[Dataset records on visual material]
[Begin]

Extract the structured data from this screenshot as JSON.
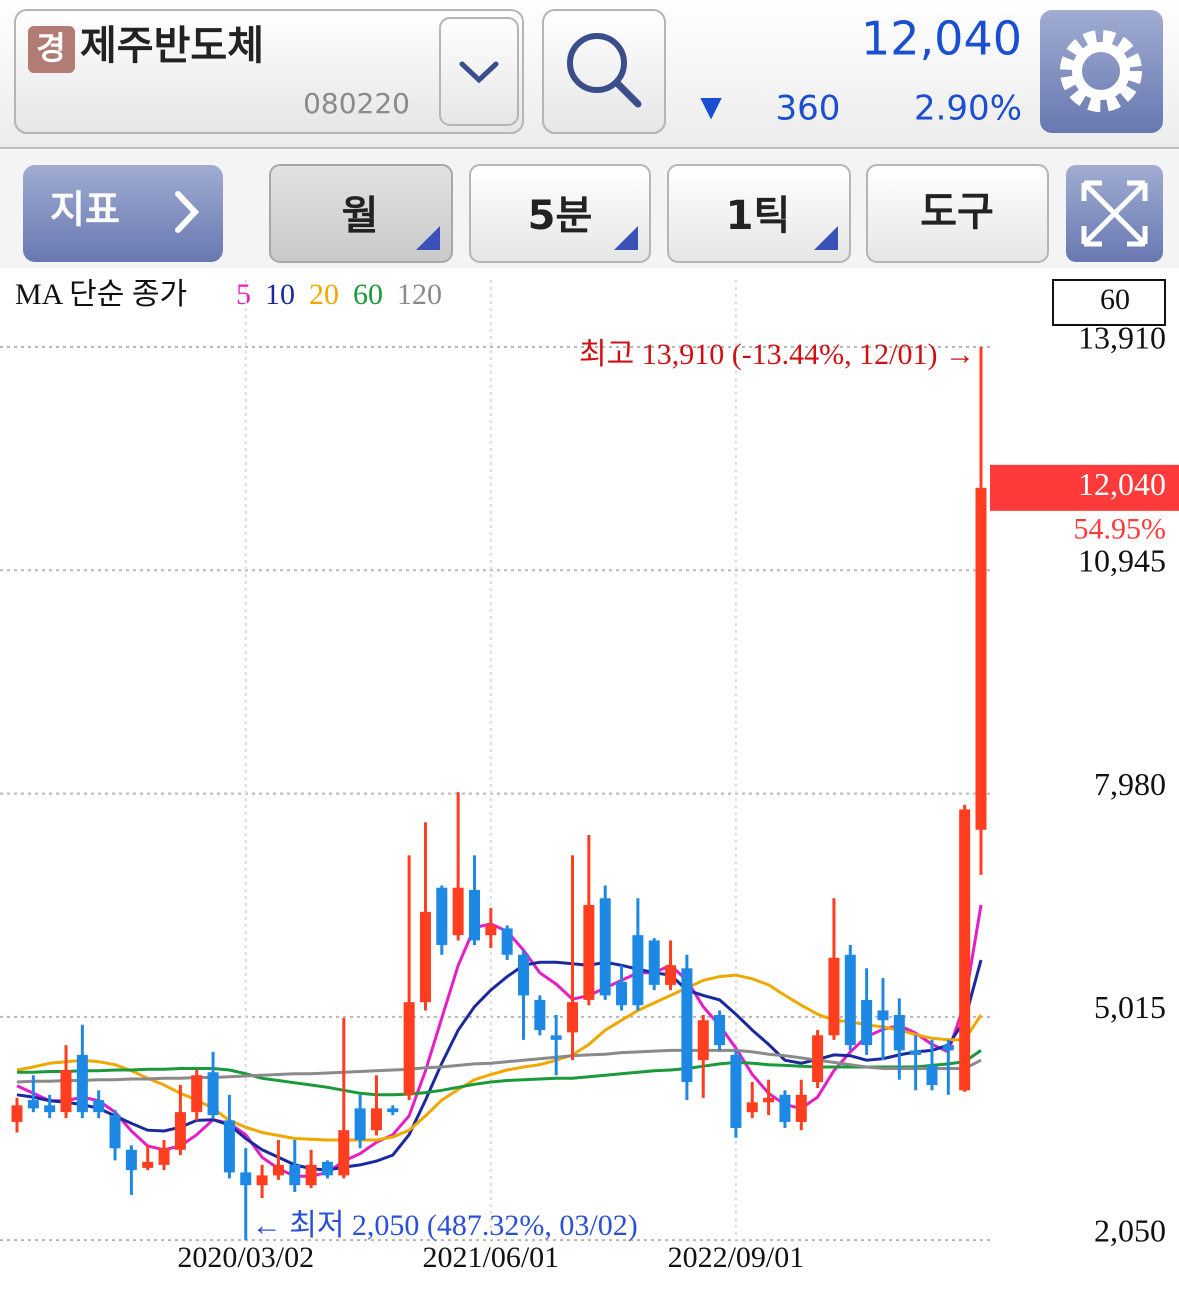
{
  "header": {
    "badge": "경",
    "name": "제주반도체",
    "code": "080220",
    "price": "12,040",
    "change_sign": "▼",
    "change": "360",
    "change_rate": "2.90%"
  },
  "toolbar": {
    "indicator": "지표",
    "period": "월",
    "interval": "5분",
    "tick": "1틱",
    "tools": "도구"
  },
  "chart_data": {
    "type": "candlestick",
    "legend_title": "MA 단순 종가",
    "visible_count": 60,
    "categories": [
      null,
      null,
      null,
      null,
      null,
      null,
      null,
      null,
      null,
      null,
      null,
      null,
      null,
      null,
      "2020/03/02",
      null,
      null,
      null,
      null,
      null,
      null,
      null,
      null,
      null,
      null,
      null,
      null,
      null,
      null,
      "2021/06/01",
      null,
      null,
      null,
      null,
      null,
      null,
      null,
      null,
      null,
      null,
      null,
      null,
      null,
      null,
      "2022/09/01",
      null,
      null,
      null,
      null,
      null,
      null,
      null,
      null,
      null,
      null,
      null,
      null,
      null,
      null,
      null
    ],
    "open": [
      3620,
      3910,
      3840,
      3750,
      4510,
      3910,
      3710,
      3250,
      3010,
      3050,
      3250,
      3750,
      4280,
      3640,
      2950,
      2780,
      2910,
      3050,
      2780,
      3090,
      2910,
      3800,
      3510,
      3800,
      3980,
      5210,
      6730,
      6100,
      6700,
      6100,
      6190,
      5840,
      5240,
      4770,
      4810,
      5240,
      6590,
      5480,
      6100,
      6030,
      5440,
      5660,
      4440,
      5040,
      4510,
      3750,
      3880,
      3980,
      3620,
      4150,
      4770,
      5840,
      5240,
      5100,
      5040,
      4570,
      4370,
      4640,
      4040,
      7500
    ],
    "high": [
      3940,
      4240,
      3980,
      4640,
      4910,
      4040,
      3780,
      3310,
      3310,
      3380,
      4110,
      4310,
      4550,
      3980,
      3270,
      3050,
      3380,
      3380,
      3250,
      3110,
      5000,
      3980,
      4240,
      3840,
      7160,
      7600,
      6760,
      8000,
      7160,
      6460,
      6230,
      5900,
      5300,
      5040,
      7160,
      7430,
      6760,
      5700,
      6590,
      6060,
      6030,
      5840,
      5040,
      5100,
      4570,
      4150,
      4180,
      4040,
      4180,
      4840,
      6590,
      5970,
      5660,
      5530,
      5260,
      4770,
      4710,
      4710,
      7830,
      13910
    ],
    "low": [
      3480,
      3750,
      3670,
      3670,
      3670,
      3670,
      3110,
      2650,
      2980,
      2980,
      3180,
      3640,
      3670,
      2870,
      2050,
      2610,
      2850,
      2690,
      2740,
      2870,
      2870,
      3270,
      3440,
      3710,
      3910,
      5100,
      5840,
      6030,
      5970,
      5930,
      5770,
      4710,
      4770,
      4240,
      4440,
      5170,
      5240,
      5100,
      5100,
      5370,
      5370,
      3910,
      3940,
      4570,
      3410,
      3670,
      3710,
      3540,
      3510,
      4070,
      4710,
      4570,
      4510,
      4440,
      4180,
      4040,
      4040,
      3980,
      4020,
      6900
    ],
    "close": [
      3840,
      3800,
      3750,
      4310,
      3750,
      3750,
      3270,
      2980,
      3090,
      3270,
      3750,
      4240,
      3710,
      2950,
      2780,
      2910,
      3050,
      2780,
      3050,
      2910,
      3510,
      3380,
      3800,
      3750,
      5210,
      6410,
      5970,
      6730,
      6030,
      6230,
      5840,
      5300,
      4840,
      4710,
      5210,
      6500,
      5300,
      5170,
      5170,
      5440,
      5700,
      4150,
      4970,
      4640,
      3540,
      3880,
      3940,
      3620,
      3980,
      4770,
      5800,
      4640,
      4640,
      4970,
      4570,
      4510,
      4110,
      4570,
      7770,
      12040
    ],
    "up_color": "#ff3d1f",
    "down_color": "#1e88e5",
    "ma_series": [
      {
        "name": "5",
        "color": "#e61ec8",
        "values": [
          4100,
          4000,
          3900,
          3900,
          3950,
          3900,
          3750,
          3500,
          3300,
          3250,
          3300,
          3450,
          3650,
          3600,
          3450,
          3150,
          3000,
          2900,
          2900,
          2950,
          3100,
          3200,
          3350,
          3450,
          3700,
          4300,
          5000,
          5700,
          6200,
          6250,
          6150,
          5900,
          5600,
          5450,
          5250,
          5300,
          5400,
          5500,
          5600,
          5600,
          5700,
          5500,
          5150,
          4900,
          4600,
          4250,
          4000,
          3850,
          3800,
          3950,
          4300,
          4550,
          4750,
          4850,
          4900,
          4800,
          4650,
          4550,
          5200,
          6500
        ]
      },
      {
        "name": "10",
        "color": "#1a2a9e",
        "values": [
          3980,
          3950,
          3900,
          3880,
          3850,
          3800,
          3700,
          3600,
          3510,
          3500,
          3550,
          3640,
          3650,
          3580,
          3400,
          3250,
          3150,
          3050,
          3000,
          2980,
          3020,
          3050,
          3100,
          3180,
          3450,
          3910,
          4400,
          4840,
          5150,
          5370,
          5550,
          5700,
          5740,
          5740,
          5720,
          5700,
          5740,
          5700,
          5650,
          5600,
          5570,
          5370,
          5300,
          5240,
          5050,
          4840,
          4650,
          4440,
          4400,
          4450,
          4510,
          4500,
          4440,
          4460,
          4510,
          4550,
          4570,
          4640,
          4970,
          5770
        ]
      },
      {
        "name": "20",
        "color": "#f0a800",
        "values": [
          4310,
          4350,
          4400,
          4420,
          4440,
          4420,
          4380,
          4300,
          4200,
          4110,
          4000,
          3910,
          3800,
          3640,
          3550,
          3480,
          3440,
          3400,
          3390,
          3380,
          3380,
          3380,
          3380,
          3420,
          3510,
          3700,
          3910,
          4050,
          4180,
          4250,
          4310,
          4350,
          4380,
          4440,
          4510,
          4650,
          4840,
          4970,
          5100,
          5200,
          5300,
          5400,
          5500,
          5550,
          5570,
          5520,
          5440,
          5300,
          5170,
          5050,
          4970,
          4950,
          4910,
          4880,
          4840,
          4780,
          4730,
          4710,
          4710,
          5040
        ]
      },
      {
        "name": "60",
        "color": "#1a9a3a",
        "values": [
          4280,
          4280,
          4290,
          4290,
          4300,
          4300,
          4310,
          4310,
          4320,
          4320,
          4330,
          4330,
          4330,
          4310,
          4260,
          4200,
          4170,
          4140,
          4110,
          4080,
          4040,
          4000,
          3980,
          3980,
          3990,
          4010,
          4040,
          4080,
          4120,
          4150,
          4170,
          4180,
          4190,
          4200,
          4200,
          4220,
          4240,
          4260,
          4280,
          4300,
          4310,
          4330,
          4360,
          4390,
          4410,
          4400,
          4380,
          4370,
          4360,
          4350,
          4350,
          4350,
          4350,
          4350,
          4350,
          4350,
          4370,
          4390,
          4420,
          4570
        ]
      },
      {
        "name": "120",
        "color": "#8a8a8a",
        "values": [
          4150,
          4160,
          4160,
          4170,
          4170,
          4180,
          4180,
          4190,
          4190,
          4200,
          4200,
          4210,
          4210,
          4220,
          4230,
          4240,
          4250,
          4260,
          4260,
          4270,
          4280,
          4290,
          4300,
          4310,
          4320,
          4340,
          4350,
          4370,
          4390,
          4400,
          4420,
          4440,
          4460,
          4480,
          4500,
          4510,
          4520,
          4540,
          4550,
          4560,
          4570,
          4570,
          4570,
          4570,
          4570,
          4550,
          4520,
          4500,
          4470,
          4440,
          4410,
          4380,
          4350,
          4330,
          4330,
          4330,
          4330,
          4330,
          4330,
          4440
        ]
      }
    ],
    "ylim": [
      1760,
      14800
    ],
    "yticks": [
      {
        "value": 2050,
        "label": "2,050"
      },
      {
        "value": 5015,
        "label": "5,015"
      },
      {
        "value": 7980,
        "label": "7,980"
      },
      {
        "value": 10945,
        "label": "10,945"
      },
      {
        "value": 13910,
        "label": "13,910"
      }
    ],
    "grid": true,
    "high_annotation": "최고 13,910 (-13.44%, 12/01) →",
    "low_annotation": "← 최저 2,050 (487.32%, 03/02)",
    "last_price": {
      "value": 12040,
      "label": "12,040"
    },
    "last_change": "54.95%"
  }
}
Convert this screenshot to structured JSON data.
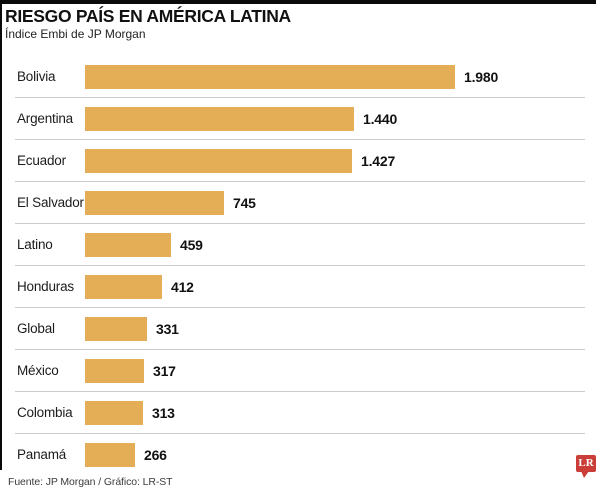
{
  "header": {
    "title": "RIESGO PAÍS EN AMÉRICA LATINA",
    "subtitle": "Índice Embi de JP Morgan"
  },
  "footer": {
    "source": "Fuente: JP Morgan / Gráfico: LR-ST",
    "logo_text": "LR"
  },
  "colors": {
    "bar": "#e3ae55",
    "separator": "#cbcbcb",
    "top_rule": "#0a0a0a",
    "logo_red": "#cb3d38"
  },
  "chart_data": {
    "type": "bar",
    "orientation": "horizontal",
    "title": "RIESGO PAÍS EN AMÉRICA LATINA",
    "subtitle": "Índice Embi de JP Morgan",
    "categories": [
      "Bolivia",
      "Argentina",
      "Ecuador",
      "El Salvador",
      "Latino",
      "Honduras",
      "Global",
      "México",
      "Colombia",
      "Panamá"
    ],
    "values": [
      1980,
      1440,
      1427,
      745,
      459,
      412,
      331,
      317,
      313,
      266
    ],
    "value_labels": [
      "1.980",
      "1.440",
      "1.427",
      "745",
      "459",
      "412",
      "331",
      "317",
      "313",
      "266"
    ],
    "xlim": [
      0,
      1980
    ],
    "legend": "none",
    "grid": "row-separators-only"
  }
}
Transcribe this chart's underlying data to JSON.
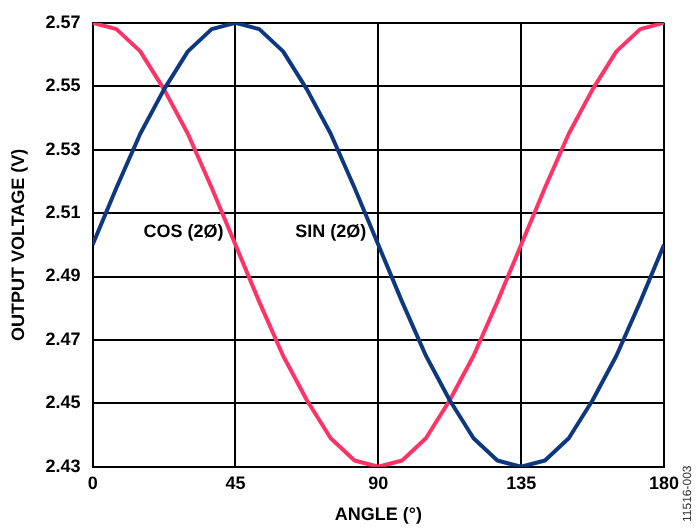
{
  "chart_data": {
    "type": "line",
    "xlabel": "ANGLE (°)",
    "ylabel": "OUTPUT VOLTAGE (V)",
    "x": [
      0,
      7.5,
      15,
      22.5,
      30,
      37.5,
      45,
      52.5,
      60,
      67.5,
      75,
      82.5,
      90,
      97.5,
      105,
      112.5,
      120,
      127.5,
      135,
      142.5,
      150,
      157.5,
      165,
      172.5,
      180
    ],
    "series": [
      {
        "name": "SIN (2Ø)",
        "color": "#0d3880",
        "values": [
          2.5,
          2.518,
          2.535,
          2.549,
          2.561,
          2.568,
          2.57,
          2.568,
          2.561,
          2.549,
          2.535,
          2.518,
          2.5,
          2.482,
          2.465,
          2.451,
          2.439,
          2.432,
          2.43,
          2.432,
          2.439,
          2.451,
          2.465,
          2.482,
          2.5
        ]
      },
      {
        "name": "COS (2Ø)",
        "color": "#ff3366",
        "values": [
          2.57,
          2.568,
          2.561,
          2.549,
          2.535,
          2.518,
          2.5,
          2.482,
          2.465,
          2.451,
          2.439,
          2.432,
          2.43,
          2.432,
          2.439,
          2.451,
          2.465,
          2.482,
          2.5,
          2.518,
          2.535,
          2.549,
          2.561,
          2.568,
          2.57
        ]
      }
    ],
    "xlim": [
      0,
      180
    ],
    "xticks": [
      0,
      45,
      90,
      135,
      180
    ],
    "ylim": [
      2.43,
      2.57
    ],
    "yticks": [
      2.43,
      2.45,
      2.47,
      2.49,
      2.51,
      2.53,
      2.55,
      2.57
    ],
    "grid": true,
    "legend": false,
    "marker": "none",
    "line_style": "solid",
    "annotations": [
      "11516-003"
    ]
  }
}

[End]

** What is being asked **
In the material above, find each line that contains the word "structured", and select it.

** Answer below **
Extract the structured data from this screenshot as JSON.
Convert this screenshot to structured JSON data.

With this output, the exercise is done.